Filter the records down to the lines that hold the word "denovo", and copy each of those lines.
[Opening Task inputs section]
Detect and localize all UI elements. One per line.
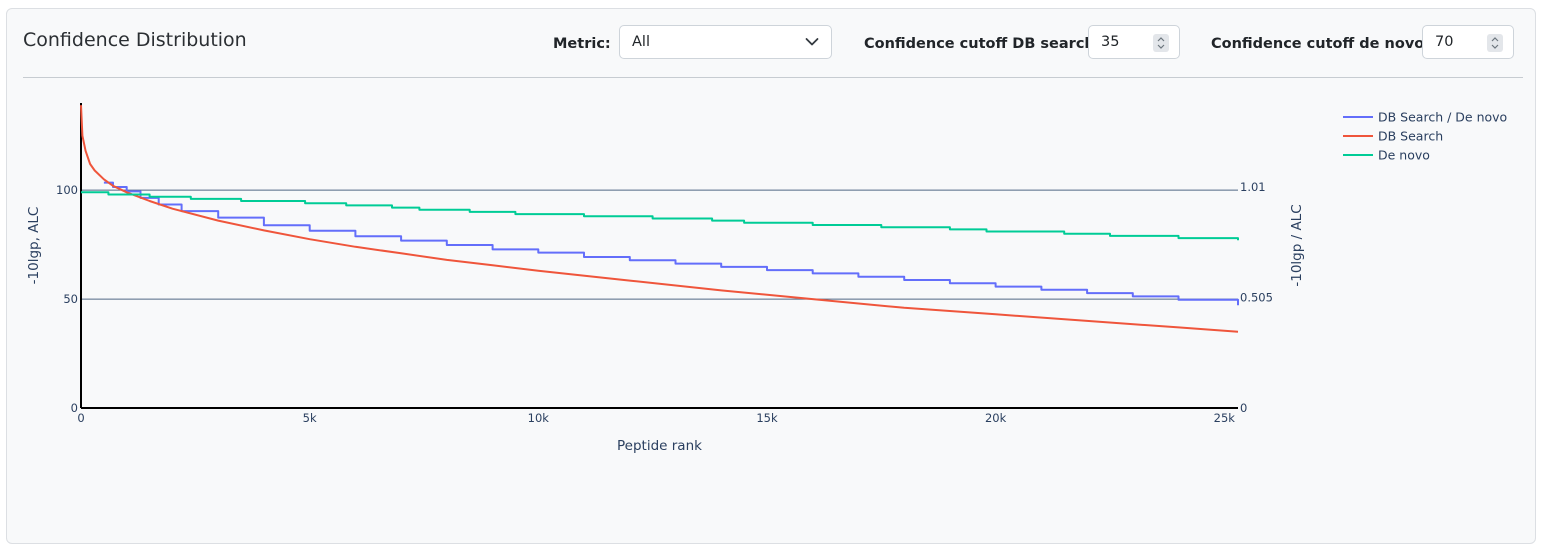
cutoff-denovo-input[interactable]: 70 bbox=[1422, 25, 1514, 59]
y2-tick-label-0: 0 bbox=[1240, 401, 1247, 415]
x-tick-label-2: 10k bbox=[528, 411, 550, 425]
y-tick-label-1: 50 bbox=[63, 292, 78, 306]
cutoff-denovo-label: Confidence cutoff de novo: bbox=[1211, 36, 1431, 52]
confidence-distribution-card: Confidence Distribution Metric: All Conf… bbox=[6, 8, 1536, 544]
y2-tick-label-1: 0.505 bbox=[1240, 291, 1273, 305]
chevron-down-icon bbox=[805, 38, 819, 46]
y2-axis-title: -10lgp / ALC bbox=[1289, 204, 1305, 286]
x-tick-label-0: 0 bbox=[77, 411, 84, 425]
y-axis-title: -10lgp, ALC bbox=[26, 207, 42, 285]
cutoff-db-input[interactable]: 35 bbox=[1088, 25, 1180, 59]
card-title: Confidence Distribution bbox=[23, 29, 247, 51]
cutoff-db-spinner[interactable] bbox=[1153, 34, 1169, 52]
metric-select-value: All bbox=[632, 34, 650, 50]
x-tick-label-3: 15k bbox=[756, 411, 778, 425]
metric-label: Metric: bbox=[553, 36, 611, 52]
up-down-spinner-icon bbox=[1491, 37, 1499, 49]
legend-label-1: DB Search bbox=[1378, 129, 1443, 144]
header-divider bbox=[23, 77, 1523, 78]
x-tick-label-5: 25k bbox=[1214, 411, 1236, 425]
cutoff-denovo-spinner[interactable] bbox=[1487, 34, 1503, 52]
x-tick-label-1: 5k bbox=[303, 411, 317, 425]
up-down-spinner-icon bbox=[1157, 37, 1165, 49]
cutoff-db-value: 35 bbox=[1101, 34, 1120, 50]
y2-tick-label-2: 1.01 bbox=[1240, 180, 1266, 194]
y-tick-label-0: 0 bbox=[71, 401, 78, 415]
x-axis-title: Peptide rank bbox=[617, 438, 702, 454]
metric-select[interactable]: All bbox=[619, 25, 832, 59]
legend-label-0: DB Search / De novo bbox=[1378, 110, 1507, 125]
cutoff-db-label: Confidence cutoff DB search: bbox=[864, 36, 1101, 52]
series-line-0 bbox=[103, 181, 1239, 306]
series-line-1 bbox=[80, 105, 1239, 333]
legend-label-2: De novo bbox=[1378, 148, 1430, 163]
y-tick-label-2: 100 bbox=[56, 183, 78, 197]
series-line-2 bbox=[81, 191, 1239, 241]
cutoff-denovo-value: 70 bbox=[1435, 34, 1454, 50]
x-tick-label-4: 20k bbox=[985, 411, 1007, 425]
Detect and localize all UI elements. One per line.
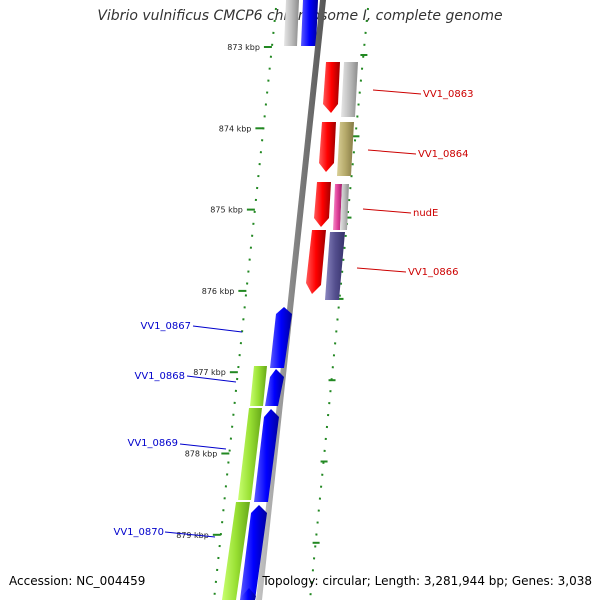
gene-label-VV1_0869[interactable]: VV1_0869 (128, 438, 179, 449)
forward-strand-genes[interactable] (222, 307, 292, 600)
cog-box-nudE-2 (340, 184, 349, 230)
gene-VV1_0870[interactable] (240, 505, 267, 600)
cog-box-nudE-1 (333, 184, 342, 230)
genome-summary: Topology: circular; Length: 3,281,944 bp… (262, 574, 592, 588)
gene-VV1_0863[interactable] (323, 62, 340, 113)
gene-VV1_0866[interactable] (306, 230, 326, 294)
cog-box-VV1_0864 (337, 122, 354, 176)
cog-box-VV1_0869 (238, 408, 262, 500)
gene-label-VV1_0866[interactable]: VV1_0866 (408, 267, 459, 278)
label-leaders (164, 89, 422, 538)
gene-VV1_0864[interactable] (319, 122, 336, 172)
ruler: 873 kbp 874 kbp 875 kbp 876 kbp 877 kbp 878 k… (176, 43, 368, 544)
ruler-label: 876 kbp (202, 287, 235, 296)
gene-label-VV1_0868[interactable]: VV1_0868 (135, 371, 186, 382)
gene-label-VV1_0863[interactable]: VV1_0863 (423, 89, 474, 100)
partial-blue-bottom (240, 588, 256, 600)
cog-box-VV1_0868 (250, 366, 267, 406)
cog-box-VV1_0870 (222, 502, 250, 600)
map-title: Vibrio vulnificus CMCP6 chromosome I, co… (97, 8, 503, 24)
cog-box-VV1_0863 (341, 62, 358, 117)
outer-tick-track (309, 7, 369, 600)
gene-VV1_0869[interactable] (254, 409, 279, 502)
partial-blue-feature (301, 0, 318, 46)
ruler-label: 878 kbp (185, 450, 218, 459)
reverse-strand-genes (306, 62, 358, 300)
ruler-label: 875 kbp (210, 206, 243, 215)
gene-label-nudE[interactable]: nudE (413, 208, 438, 219)
gene-VV1_0868[interactable] (265, 369, 284, 406)
gene-VV1_0867[interactable] (270, 307, 292, 368)
partial-grey-feature (284, 0, 299, 46)
gene-label-VV1_0864[interactable]: VV1_0864 (418, 149, 469, 160)
cog-box-VV1_0866 (325, 232, 345, 300)
gene-nudE[interactable] (314, 182, 331, 227)
ruler-label: 877 kbp (193, 368, 226, 377)
gene-label-VV1_0867[interactable]: VV1_0867 (141, 321, 192, 332)
gene-labels: VV1_0863 VV1_0864 nudE VV1_0866 VV1_0867… (114, 89, 474, 538)
ruler-label: 879 kbp (176, 531, 209, 540)
ruler-label: 874 kbp (219, 124, 252, 133)
accession-label: Accession: NC_004459 (9, 574, 146, 588)
gene-label-VV1_0870[interactable]: VV1_0870 (114, 527, 165, 538)
genome-backbone (256, 0, 326, 600)
ruler-label: 873 kbp (227, 43, 260, 52)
[Closing Task inputs section]
- Your solution
cutoff-denovo-input[interactable]: 70 bbox=[1422, 25, 1514, 59]
cutoff-denovo-label: Confidence cutoff de novo: bbox=[1211, 36, 1431, 52]
cutoff-denovo-spinner[interactable] bbox=[1487, 34, 1503, 52]
cutoff-denovo-value: 70 bbox=[1435, 34, 1454, 50]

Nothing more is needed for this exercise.